▶ _Given request_
Copy out every line in the records below that contains the word "used".

▶ _Exercise data_
********************
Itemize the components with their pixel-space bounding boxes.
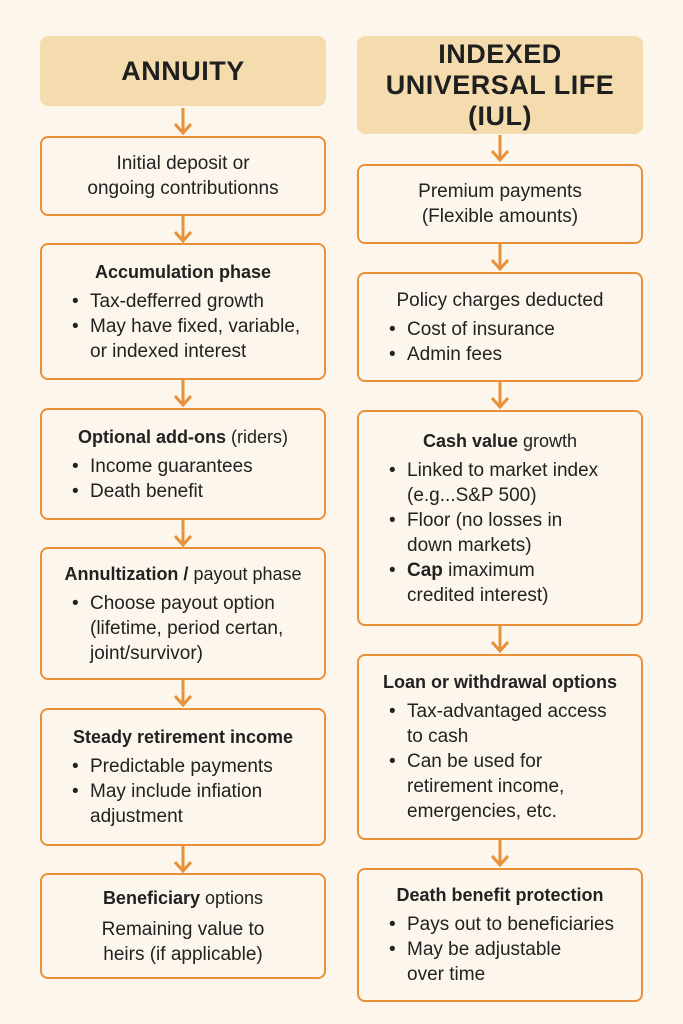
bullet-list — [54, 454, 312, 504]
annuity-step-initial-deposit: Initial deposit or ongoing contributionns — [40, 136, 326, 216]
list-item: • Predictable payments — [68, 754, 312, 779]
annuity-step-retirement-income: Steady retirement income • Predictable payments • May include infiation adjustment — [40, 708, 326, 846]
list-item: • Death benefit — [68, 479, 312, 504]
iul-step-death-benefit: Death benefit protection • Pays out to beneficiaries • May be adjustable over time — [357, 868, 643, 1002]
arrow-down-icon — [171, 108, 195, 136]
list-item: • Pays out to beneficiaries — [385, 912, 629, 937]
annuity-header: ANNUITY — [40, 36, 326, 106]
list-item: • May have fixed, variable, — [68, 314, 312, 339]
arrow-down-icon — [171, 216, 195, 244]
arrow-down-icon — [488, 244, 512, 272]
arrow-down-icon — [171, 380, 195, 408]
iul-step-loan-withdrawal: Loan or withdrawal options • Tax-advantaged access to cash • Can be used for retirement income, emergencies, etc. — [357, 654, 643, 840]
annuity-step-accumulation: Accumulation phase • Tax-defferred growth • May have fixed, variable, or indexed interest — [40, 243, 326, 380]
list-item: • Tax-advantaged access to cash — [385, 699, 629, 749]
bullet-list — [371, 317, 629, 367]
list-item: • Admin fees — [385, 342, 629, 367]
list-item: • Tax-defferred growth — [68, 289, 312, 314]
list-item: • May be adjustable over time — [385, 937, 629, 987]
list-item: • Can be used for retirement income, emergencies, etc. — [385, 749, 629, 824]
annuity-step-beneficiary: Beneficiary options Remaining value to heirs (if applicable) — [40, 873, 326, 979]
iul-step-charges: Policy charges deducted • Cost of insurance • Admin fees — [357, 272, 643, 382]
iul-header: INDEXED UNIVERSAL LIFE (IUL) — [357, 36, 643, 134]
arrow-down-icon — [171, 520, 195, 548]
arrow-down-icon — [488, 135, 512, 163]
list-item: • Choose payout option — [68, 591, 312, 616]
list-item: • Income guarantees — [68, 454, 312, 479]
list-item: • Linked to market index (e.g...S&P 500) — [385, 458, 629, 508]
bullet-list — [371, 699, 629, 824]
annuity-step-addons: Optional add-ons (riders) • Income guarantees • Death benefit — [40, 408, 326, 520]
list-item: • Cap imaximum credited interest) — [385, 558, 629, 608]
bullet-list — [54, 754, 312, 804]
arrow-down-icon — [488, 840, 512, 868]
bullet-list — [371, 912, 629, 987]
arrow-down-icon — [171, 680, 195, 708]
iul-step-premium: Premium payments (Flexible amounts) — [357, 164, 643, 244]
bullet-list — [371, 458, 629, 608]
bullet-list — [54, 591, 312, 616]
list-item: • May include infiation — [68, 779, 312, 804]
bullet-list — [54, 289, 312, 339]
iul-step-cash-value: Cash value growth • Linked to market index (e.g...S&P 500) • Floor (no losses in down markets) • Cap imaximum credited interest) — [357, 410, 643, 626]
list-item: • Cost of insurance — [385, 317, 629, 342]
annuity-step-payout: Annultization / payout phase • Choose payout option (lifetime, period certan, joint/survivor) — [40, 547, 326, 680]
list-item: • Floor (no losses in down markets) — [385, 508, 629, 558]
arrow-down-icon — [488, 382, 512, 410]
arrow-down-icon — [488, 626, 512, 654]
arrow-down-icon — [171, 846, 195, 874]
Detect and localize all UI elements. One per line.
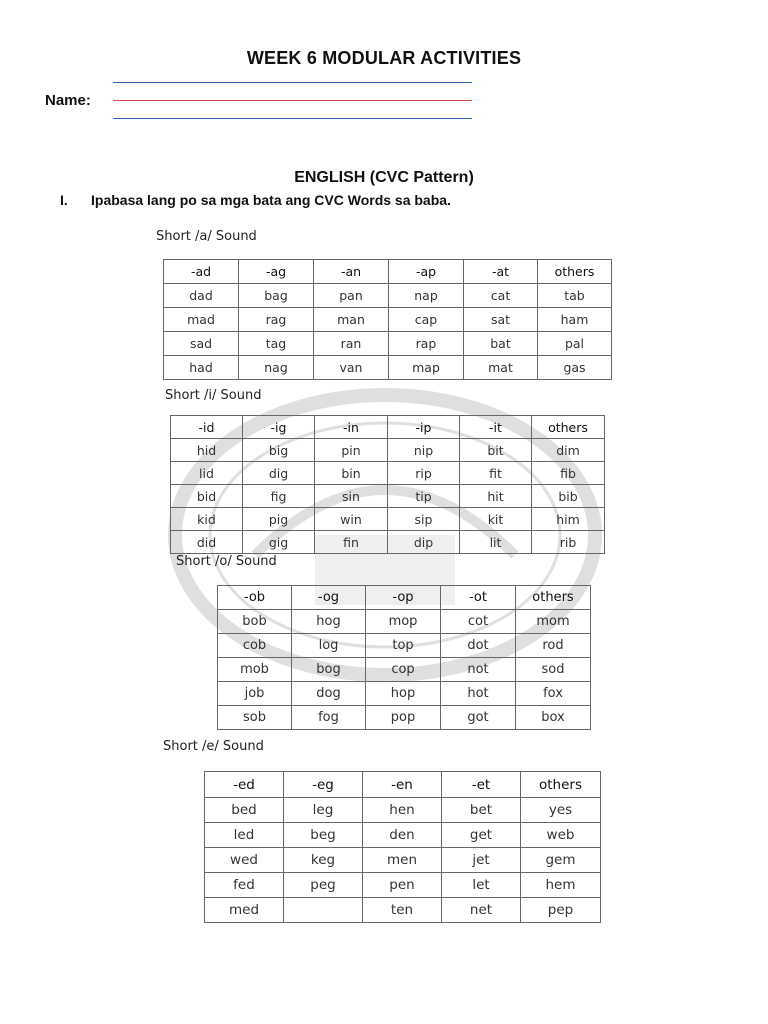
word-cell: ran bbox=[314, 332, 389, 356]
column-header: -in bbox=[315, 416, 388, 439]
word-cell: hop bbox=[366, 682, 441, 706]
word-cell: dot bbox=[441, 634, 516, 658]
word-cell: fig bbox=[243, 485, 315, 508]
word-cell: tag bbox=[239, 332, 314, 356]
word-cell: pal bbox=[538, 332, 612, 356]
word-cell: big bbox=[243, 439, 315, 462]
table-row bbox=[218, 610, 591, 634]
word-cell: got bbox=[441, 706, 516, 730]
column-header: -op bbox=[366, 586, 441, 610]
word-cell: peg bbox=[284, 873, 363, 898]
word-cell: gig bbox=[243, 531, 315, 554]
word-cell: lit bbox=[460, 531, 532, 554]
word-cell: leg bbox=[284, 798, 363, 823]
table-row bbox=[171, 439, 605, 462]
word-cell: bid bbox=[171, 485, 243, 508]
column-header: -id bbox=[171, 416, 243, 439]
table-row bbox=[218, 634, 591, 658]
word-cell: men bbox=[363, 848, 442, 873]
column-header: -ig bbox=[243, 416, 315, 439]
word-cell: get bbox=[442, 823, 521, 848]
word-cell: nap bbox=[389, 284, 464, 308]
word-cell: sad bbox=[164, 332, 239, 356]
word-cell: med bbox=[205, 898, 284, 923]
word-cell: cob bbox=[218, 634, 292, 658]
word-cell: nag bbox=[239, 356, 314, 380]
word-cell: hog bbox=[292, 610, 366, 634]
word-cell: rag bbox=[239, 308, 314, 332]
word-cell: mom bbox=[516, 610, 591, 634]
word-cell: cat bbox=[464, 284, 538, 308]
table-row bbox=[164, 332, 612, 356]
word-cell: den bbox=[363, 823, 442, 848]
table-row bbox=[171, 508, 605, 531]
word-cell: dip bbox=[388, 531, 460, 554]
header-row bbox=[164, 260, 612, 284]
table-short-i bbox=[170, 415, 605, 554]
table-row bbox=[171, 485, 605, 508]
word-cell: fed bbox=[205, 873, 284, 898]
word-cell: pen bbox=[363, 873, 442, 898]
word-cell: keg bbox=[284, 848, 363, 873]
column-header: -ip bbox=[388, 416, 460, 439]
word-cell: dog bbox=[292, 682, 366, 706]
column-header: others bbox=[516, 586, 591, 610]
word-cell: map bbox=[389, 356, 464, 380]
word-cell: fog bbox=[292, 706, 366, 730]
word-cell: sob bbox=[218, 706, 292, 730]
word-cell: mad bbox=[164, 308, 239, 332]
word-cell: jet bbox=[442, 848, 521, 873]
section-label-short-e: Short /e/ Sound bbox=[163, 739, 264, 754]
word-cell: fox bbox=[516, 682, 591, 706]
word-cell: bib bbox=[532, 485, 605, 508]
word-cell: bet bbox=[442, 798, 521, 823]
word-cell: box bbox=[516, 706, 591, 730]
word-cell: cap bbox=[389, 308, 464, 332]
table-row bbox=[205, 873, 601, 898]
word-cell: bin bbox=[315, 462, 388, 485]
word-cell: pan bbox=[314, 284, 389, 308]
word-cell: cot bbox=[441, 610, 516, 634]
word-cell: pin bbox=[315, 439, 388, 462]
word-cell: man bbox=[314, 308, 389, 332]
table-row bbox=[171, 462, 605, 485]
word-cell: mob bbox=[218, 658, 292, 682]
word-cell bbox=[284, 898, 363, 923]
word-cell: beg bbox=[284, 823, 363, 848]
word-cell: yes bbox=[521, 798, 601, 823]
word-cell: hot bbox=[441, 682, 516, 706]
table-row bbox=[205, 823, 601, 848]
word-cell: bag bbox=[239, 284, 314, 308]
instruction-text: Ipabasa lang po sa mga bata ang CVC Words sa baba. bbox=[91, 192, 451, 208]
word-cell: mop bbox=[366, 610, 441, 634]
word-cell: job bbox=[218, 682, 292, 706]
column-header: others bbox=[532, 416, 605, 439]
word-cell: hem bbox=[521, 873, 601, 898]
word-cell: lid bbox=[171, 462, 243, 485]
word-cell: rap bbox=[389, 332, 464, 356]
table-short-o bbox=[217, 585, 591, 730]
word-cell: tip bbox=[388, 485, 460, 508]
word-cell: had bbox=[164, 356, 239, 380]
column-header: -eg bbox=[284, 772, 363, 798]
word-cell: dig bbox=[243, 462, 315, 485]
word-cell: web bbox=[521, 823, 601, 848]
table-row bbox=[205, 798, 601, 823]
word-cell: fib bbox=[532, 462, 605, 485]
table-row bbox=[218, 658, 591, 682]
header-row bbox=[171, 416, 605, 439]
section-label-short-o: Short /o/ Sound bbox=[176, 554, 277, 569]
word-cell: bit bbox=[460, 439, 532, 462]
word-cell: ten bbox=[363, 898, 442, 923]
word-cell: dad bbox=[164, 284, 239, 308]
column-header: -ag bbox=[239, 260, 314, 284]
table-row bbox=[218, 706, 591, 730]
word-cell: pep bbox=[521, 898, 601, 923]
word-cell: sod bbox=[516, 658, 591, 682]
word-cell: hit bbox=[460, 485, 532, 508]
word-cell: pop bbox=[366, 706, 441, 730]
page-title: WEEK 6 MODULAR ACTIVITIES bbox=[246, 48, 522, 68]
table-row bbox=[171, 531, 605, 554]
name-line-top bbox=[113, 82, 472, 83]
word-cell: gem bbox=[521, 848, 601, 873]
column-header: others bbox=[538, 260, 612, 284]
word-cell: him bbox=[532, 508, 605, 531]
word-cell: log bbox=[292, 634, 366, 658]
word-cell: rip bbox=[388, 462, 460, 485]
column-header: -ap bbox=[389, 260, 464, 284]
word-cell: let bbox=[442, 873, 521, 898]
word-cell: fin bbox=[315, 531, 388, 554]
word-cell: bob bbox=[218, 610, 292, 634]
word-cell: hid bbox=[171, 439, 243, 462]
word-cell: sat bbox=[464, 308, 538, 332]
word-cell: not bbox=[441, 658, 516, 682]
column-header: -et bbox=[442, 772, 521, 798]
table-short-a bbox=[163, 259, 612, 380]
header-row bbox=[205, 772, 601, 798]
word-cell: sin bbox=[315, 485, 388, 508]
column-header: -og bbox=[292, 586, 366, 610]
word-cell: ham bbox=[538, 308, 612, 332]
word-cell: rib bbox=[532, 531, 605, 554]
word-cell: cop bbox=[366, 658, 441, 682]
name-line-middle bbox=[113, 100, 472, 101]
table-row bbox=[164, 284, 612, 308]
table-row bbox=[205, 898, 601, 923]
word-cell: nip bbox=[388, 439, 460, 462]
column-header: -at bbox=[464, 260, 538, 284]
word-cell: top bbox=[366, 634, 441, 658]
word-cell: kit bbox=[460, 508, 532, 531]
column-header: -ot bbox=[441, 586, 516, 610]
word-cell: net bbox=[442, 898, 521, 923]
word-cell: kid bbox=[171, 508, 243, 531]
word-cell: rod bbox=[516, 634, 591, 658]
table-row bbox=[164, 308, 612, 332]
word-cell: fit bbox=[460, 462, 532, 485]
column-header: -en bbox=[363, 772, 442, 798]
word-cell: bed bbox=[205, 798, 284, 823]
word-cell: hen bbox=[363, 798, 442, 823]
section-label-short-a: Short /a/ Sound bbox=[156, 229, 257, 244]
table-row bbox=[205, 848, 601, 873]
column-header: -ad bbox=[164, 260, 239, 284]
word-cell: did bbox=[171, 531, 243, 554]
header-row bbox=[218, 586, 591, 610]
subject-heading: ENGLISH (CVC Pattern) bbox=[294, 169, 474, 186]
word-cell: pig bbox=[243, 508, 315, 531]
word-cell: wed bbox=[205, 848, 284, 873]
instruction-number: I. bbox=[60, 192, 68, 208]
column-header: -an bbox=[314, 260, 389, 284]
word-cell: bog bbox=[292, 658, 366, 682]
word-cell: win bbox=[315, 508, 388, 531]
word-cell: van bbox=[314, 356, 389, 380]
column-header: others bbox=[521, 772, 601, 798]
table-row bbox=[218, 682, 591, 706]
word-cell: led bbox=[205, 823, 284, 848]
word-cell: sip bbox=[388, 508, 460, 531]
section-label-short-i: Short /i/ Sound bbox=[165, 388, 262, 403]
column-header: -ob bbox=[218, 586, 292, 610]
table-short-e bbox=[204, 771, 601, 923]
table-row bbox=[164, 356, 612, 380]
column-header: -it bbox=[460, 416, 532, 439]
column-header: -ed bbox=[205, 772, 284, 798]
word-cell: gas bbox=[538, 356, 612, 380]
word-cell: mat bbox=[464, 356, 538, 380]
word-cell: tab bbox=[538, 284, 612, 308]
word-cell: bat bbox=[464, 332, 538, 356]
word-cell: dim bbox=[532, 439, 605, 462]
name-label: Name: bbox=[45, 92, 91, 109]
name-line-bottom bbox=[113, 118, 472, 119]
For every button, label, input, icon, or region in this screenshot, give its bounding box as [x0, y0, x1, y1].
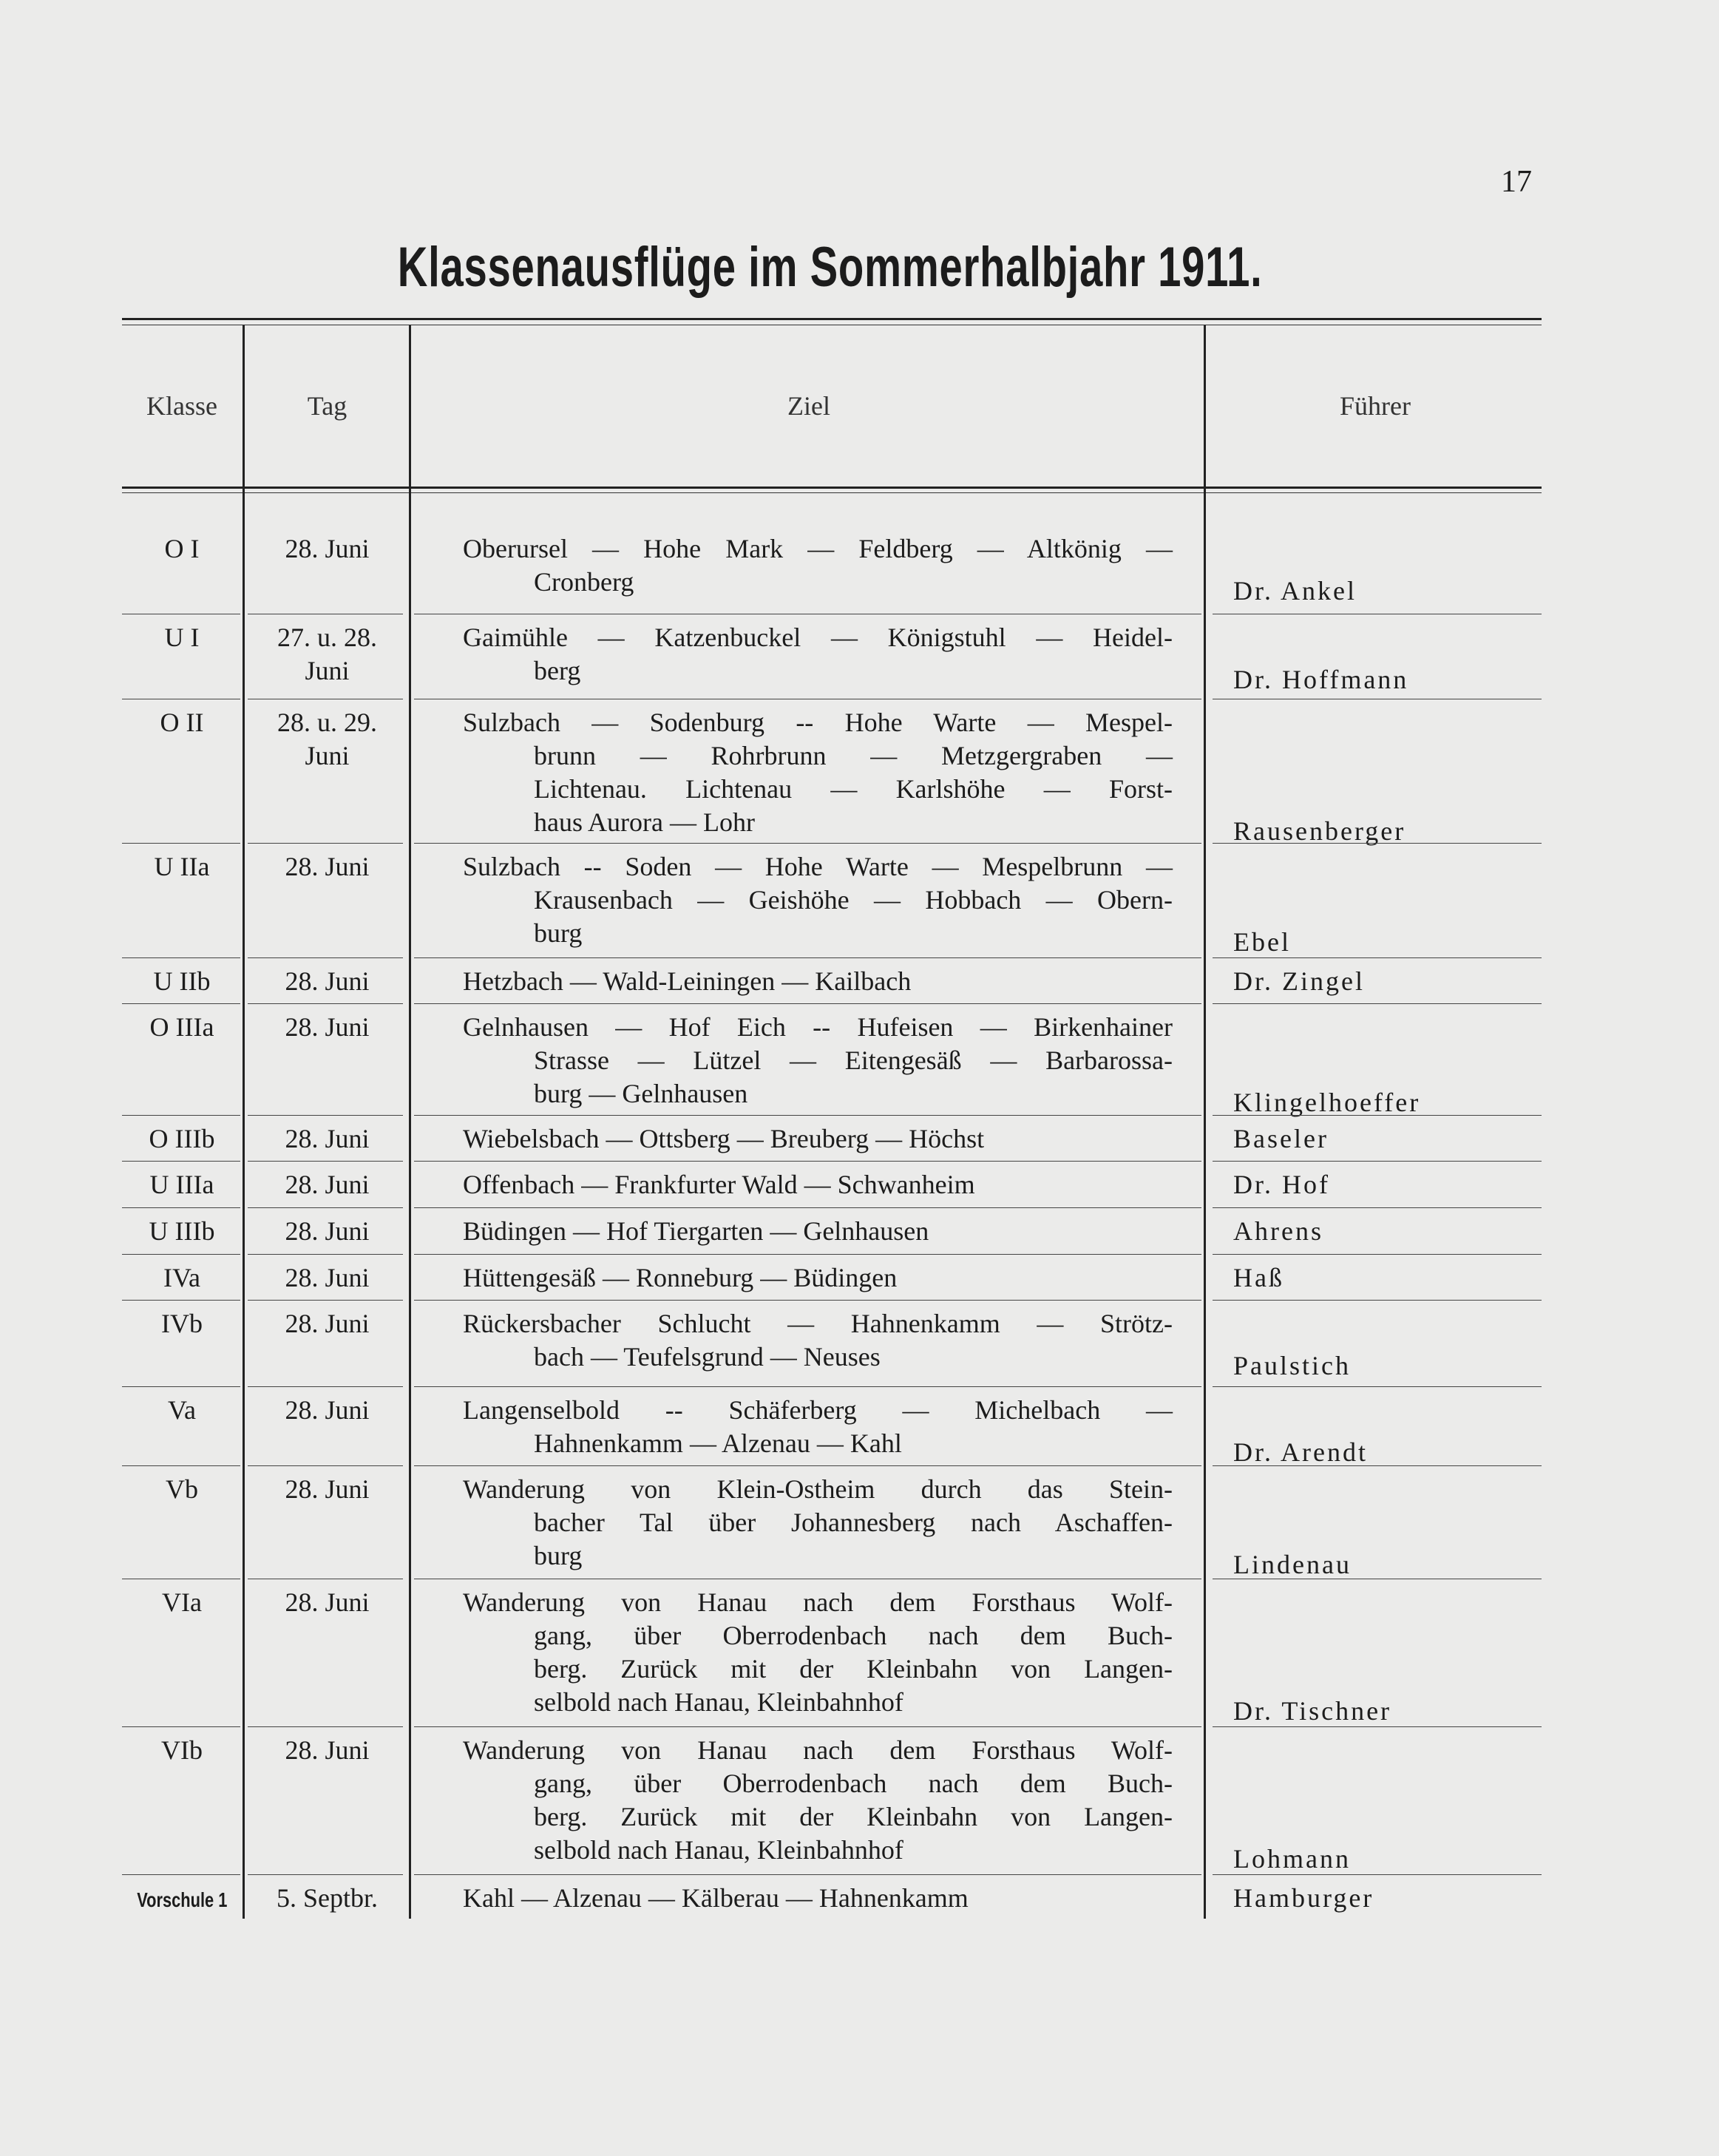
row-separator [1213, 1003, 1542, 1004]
********************
▶ _Task result_
iul-step-loan-withdrawal: Loan or withdrawal options • Tax-advantaged access to cash • Can be used for retirement income, emergencies, etc. — [357, 654, 643, 840]
list-item: • Can be used for retirement income, emergencies, etc. — [385, 749, 629, 824]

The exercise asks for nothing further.